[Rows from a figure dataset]
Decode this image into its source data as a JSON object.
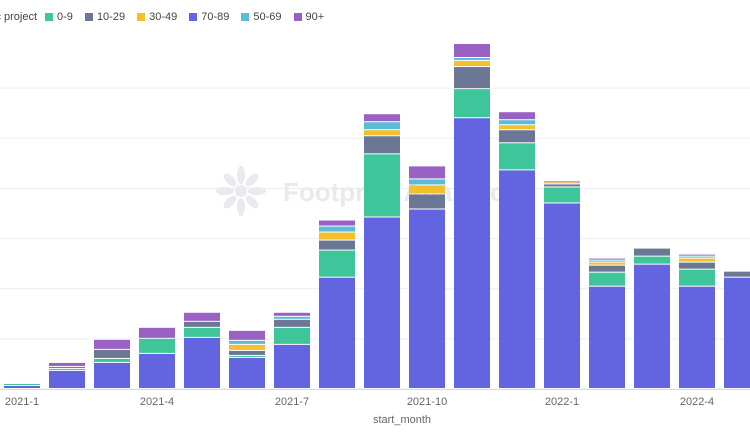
{
  "legend": {
    "title": "ic project",
    "items": [
      "0-9",
      "10-29",
      "30-49",
      "70-89",
      "50-69",
      "90+"
    ]
  },
  "watermark": "Footprint Analytics",
  "colors": {
    "0-9": "#3fc59a",
    "10-29": "#6b7794",
    "30-49": "#f2c02c",
    "70-89": "#6264e0",
    "50-69": "#5bbcd6",
    "90+": "#9a61c4",
    "grid": "#eceef2",
    "axis_text": "#666666"
  },
  "chart_data": {
    "type": "bar",
    "stacked": true,
    "xlabel": "start_month",
    "ylabel": "",
    "ylim": [
      0,
      348
    ],
    "grid": true,
    "legend_position": "top-left",
    "categories": [
      "2021-1",
      "2021-2",
      "2021-3",
      "2021-4",
      "2021-5",
      "2021-6",
      "2021-7",
      "2021-8",
      "2021-9",
      "2021-10",
      "2021-11",
      "2021-12",
      "2022-1",
      "2022-2",
      "2022-3",
      "2022-4",
      "2022-5"
    ],
    "tick_labels": [
      "2021-1",
      "2021-4",
      "2021-7",
      "2021-10",
      "2022-1",
      "2022-4"
    ],
    "series": [
      {
        "name": "70-89",
        "values": [
          3,
          18,
          26,
          35,
          51,
          31,
          44,
          111,
          171,
          179,
          270,
          218,
          185,
          102,
          124,
          102,
          111
        ]
      },
      {
        "name": "0-9",
        "values": [
          2,
          2,
          4,
          15,
          10,
          2,
          17,
          27,
          63,
          0,
          29,
          27,
          16,
          14,
          8,
          17,
          0
        ]
      },
      {
        "name": "10-29",
        "values": [
          0,
          2,
          9,
          0,
          6,
          5,
          8,
          10,
          18,
          15,
          22,
          13,
          3,
          7,
          8,
          7,
          6
        ]
      },
      {
        "name": "30-49",
        "values": [
          0,
          0,
          0,
          0,
          0,
          6,
          0,
          8,
          6,
          9,
          6,
          5,
          2,
          3,
          0,
          4,
          0
        ]
      },
      {
        "name": "50-69",
        "values": [
          0,
          0,
          0,
          0,
          0,
          4,
          3,
          6,
          8,
          6,
          3,
          5,
          0,
          2,
          0,
          2,
          0
        ]
      },
      {
        "name": "90+",
        "values": [
          0,
          4,
          10,
          11,
          9,
          10,
          4,
          6,
          8,
          13,
          14,
          8,
          1,
          2,
          0,
          2,
          0
        ]
      }
    ]
  }
}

» **TASK DIRECTIONS**
Gather each line of the records holding the string "name".

» **WORKED SOLUTION**
        "name": "70-89",
        "name": "0-9",
        "name": "10-29",
        "name": "30-49",
        "name": "50-69",
        "name": "90+",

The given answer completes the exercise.